-- START OF Data section --

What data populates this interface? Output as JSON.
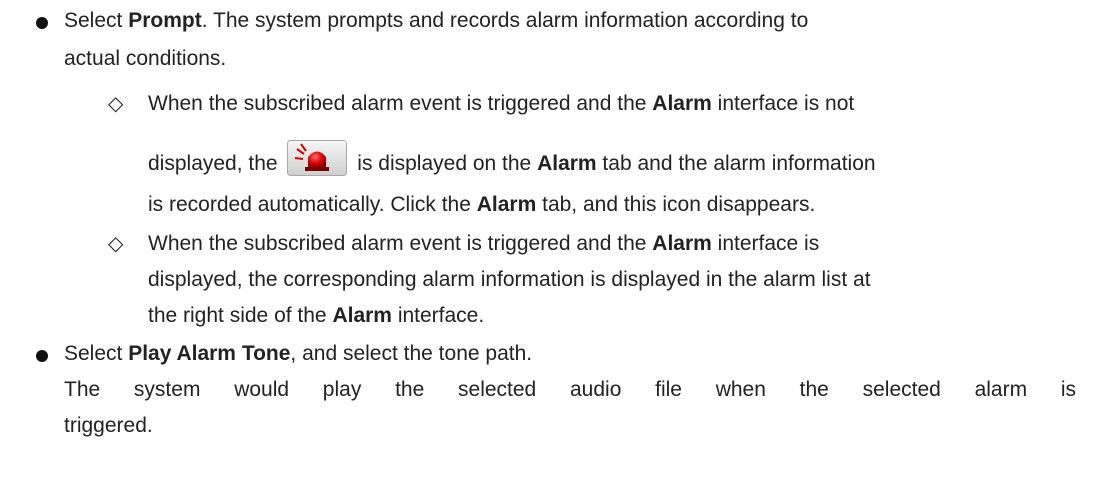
{
  "items": {
    "b1": {
      "pre": "Select ",
      "bold": "Prompt",
      "post": ". The system prompts and records alarm information according to",
      "l2": "actual conditions."
    },
    "s1": {
      "l1_pre": "When the subscribed alarm event is triggered and the ",
      "l1_bold": "Alarm",
      "l1_post": " interface is not",
      "l2_pre": "displayed, the ",
      "l2_mid": " is displayed on the ",
      "l2_bold": "Alarm",
      "l2_post": " tab and the alarm information",
      "l3_pre": "is recorded automatically. Click the ",
      "l3_bold": "Alarm",
      "l3_post": " tab, and this icon disappears."
    },
    "s2": {
      "l1_pre": "When the subscribed alarm event is triggered and the ",
      "l1_bold": "Alarm",
      "l1_post": " interface is",
      "l2": "displayed, the corresponding alarm information is displayed in the alarm list at",
      "l3_pre": "the right side of the ",
      "l3_bold": "Alarm",
      "l3_post": " interface."
    },
    "b2": {
      "pre": "Select ",
      "bold": "Play Alarm Tone",
      "post": ", and select the tone path.",
      "l2": "The system would play the selected audio file when the selected alarm is",
      "l3": "triggered."
    }
  },
  "marker": "◇",
  "icon": "alarm-siren-icon",
  "colors": {
    "text": "#222222",
    "icon_red": "#d40000",
    "icon_bg": "#e8e8e8"
  }
}
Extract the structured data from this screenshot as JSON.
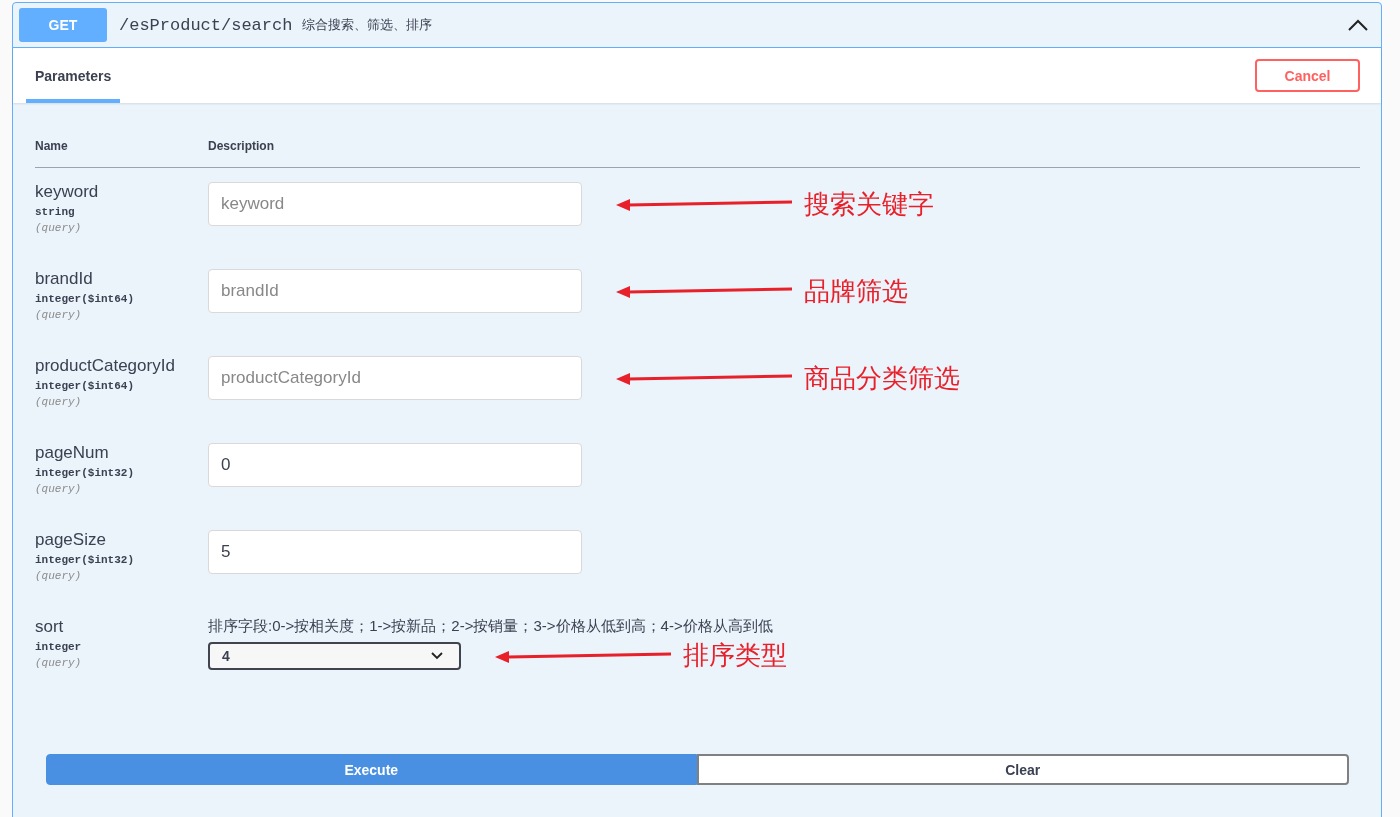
{
  "operation": {
    "method": "GET",
    "path": "/esProduct/search",
    "summary": "综合搜索、筛选、排序",
    "expanded": true
  },
  "tabs": [
    {
      "label": "Parameters",
      "selected": true
    }
  ],
  "cancel_button": "Cancel",
  "table": {
    "columns": [
      "Name",
      "Description"
    ]
  },
  "parameters": [
    {
      "name": "keyword",
      "type": "string",
      "location": "(query)",
      "kind": "input",
      "placeholder": "keyword",
      "annotation": "搜索关键字"
    },
    {
      "name": "brandId",
      "type": "integer($int64)",
      "location": "(query)",
      "kind": "input",
      "placeholder": "brandId",
      "annotation": "品牌筛选"
    },
    {
      "name": "productCategoryId",
      "type": "integer($int64)",
      "location": "(query)",
      "kind": "input",
      "placeholder": "productCategoryId",
      "annotation": "商品分类筛选"
    },
    {
      "name": "pageNum",
      "type": "integer($int32)",
      "location": "(query)",
      "kind": "input",
      "value": "0"
    },
    {
      "name": "pageSize",
      "type": "integer($int32)",
      "location": "(query)",
      "kind": "input",
      "value": "5"
    },
    {
      "name": "sort",
      "type": "integer",
      "location": "(query)",
      "kind": "select",
      "description": "排序字段:0->按相关度；1->按新品；2->按销量；3->价格从低到高；4->价格从高到低",
      "value": "4",
      "annotation": "排序类型"
    }
  ],
  "buttons": [
    "Execute",
    "Clear"
  ]
}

-- END OF Data section --

Write out the entries above verbatim; the pictures do not belong in your copy.

Result for this task:
What data populates this interface? Output as JSON.
{
  "items": {
    "b1": {
      "pre": "Select ",
      "bold": "Prompt",
      "post": ". The system prompts and records alarm information according to",
      "l2": "actual conditions."
    },
    "s1": {
      "l1_pre": "When the subscribed alarm event is triggered and the ",
      "l1_bold": "Alarm",
      "l1_post": " interface is not",
      "l2_pre": "displayed, the ",
      "l2_mid": " is displayed on the ",
      "l2_bold": "Alarm",
      "l2_post": " tab and the alarm information",
      "l3_pre": "is recorded automatically. Click the ",
      "l3_bold": "Alarm",
      "l3_post": " tab, and this icon disappears."
    },
    "s2": {
      "l1_pre": "When the subscribed alarm event is triggered and the ",
      "l1_bold": "Alarm",
      "l1_post": " interface is",
      "l2": "displayed, the corresponding alarm information is displayed in the alarm list at",
      "l3_pre": "the right side of the ",
      "l3_bold": "Alarm",
      "l3_post": " interface."
    },
    "b2": {
      "pre": "Select ",
      "bold": "Play Alarm Tone",
      "post": ", and select the tone path.",
      "l2": "The system would play the selected audio file when the selected alarm is",
      "l3": "triggered."
    }
  },
  "marker": "◇",
  "icon": "alarm-siren-icon",
  "colors": {
    "text": "#222222",
    "icon_red": "#d40000",
    "icon_bg": "#e8e8e8"
  }
}
Extract the structured data from this screenshot as JSON.
{
  "operation": {
    "method": "GET",
    "path": "/esProduct/search",
    "summary": "综合搜索、筛选、排序",
    "expanded": true
  },
  "tabs": [
    {
      "label": "Parameters",
      "selected": true
    }
  ],
  "cancel_button": "Cancel",
  "table": {
    "columns": [
      "Name",
      "Description"
    ]
  },
  "parameters": [
    {
      "name": "keyword",
      "type": "string",
      "location": "(query)",
      "kind": "input",
      "placeholder": "keyword",
      "annotation": "搜索关键字"
    },
    {
      "name": "brandId",
      "type": "integer($int64)",
      "location": "(query)",
      "kind": "input",
      "placeholder": "brandId",
      "annotation": "品牌筛选"
    },
    {
      "name": "productCategoryId",
      "type": "integer($int64)",
      "location": "(query)",
      "kind": "input",
      "placeholder": "productCategoryId",
      "annotation": "商品分类筛选"
    },
    {
      "name": "pageNum",
      "type": "integer($int32)",
      "location": "(query)",
      "kind": "input",
      "value": "0"
    },
    {
      "name": "pageSize",
      "type": "integer($int32)",
      "location": "(query)",
      "kind": "input",
      "value": "5"
    },
    {
      "name": "sort",
      "type": "integer",
      "location": "(query)",
      "kind": "select",
      "description": "排序字段:0->按相关度；1->按新品；2->按销量；3->价格从低到高；4->价格从高到低",
      "value": "4",
      "annotation": "排序类型"
    }
  ],
  "buttons": [
    "Execute",
    "Clear"
  ]
}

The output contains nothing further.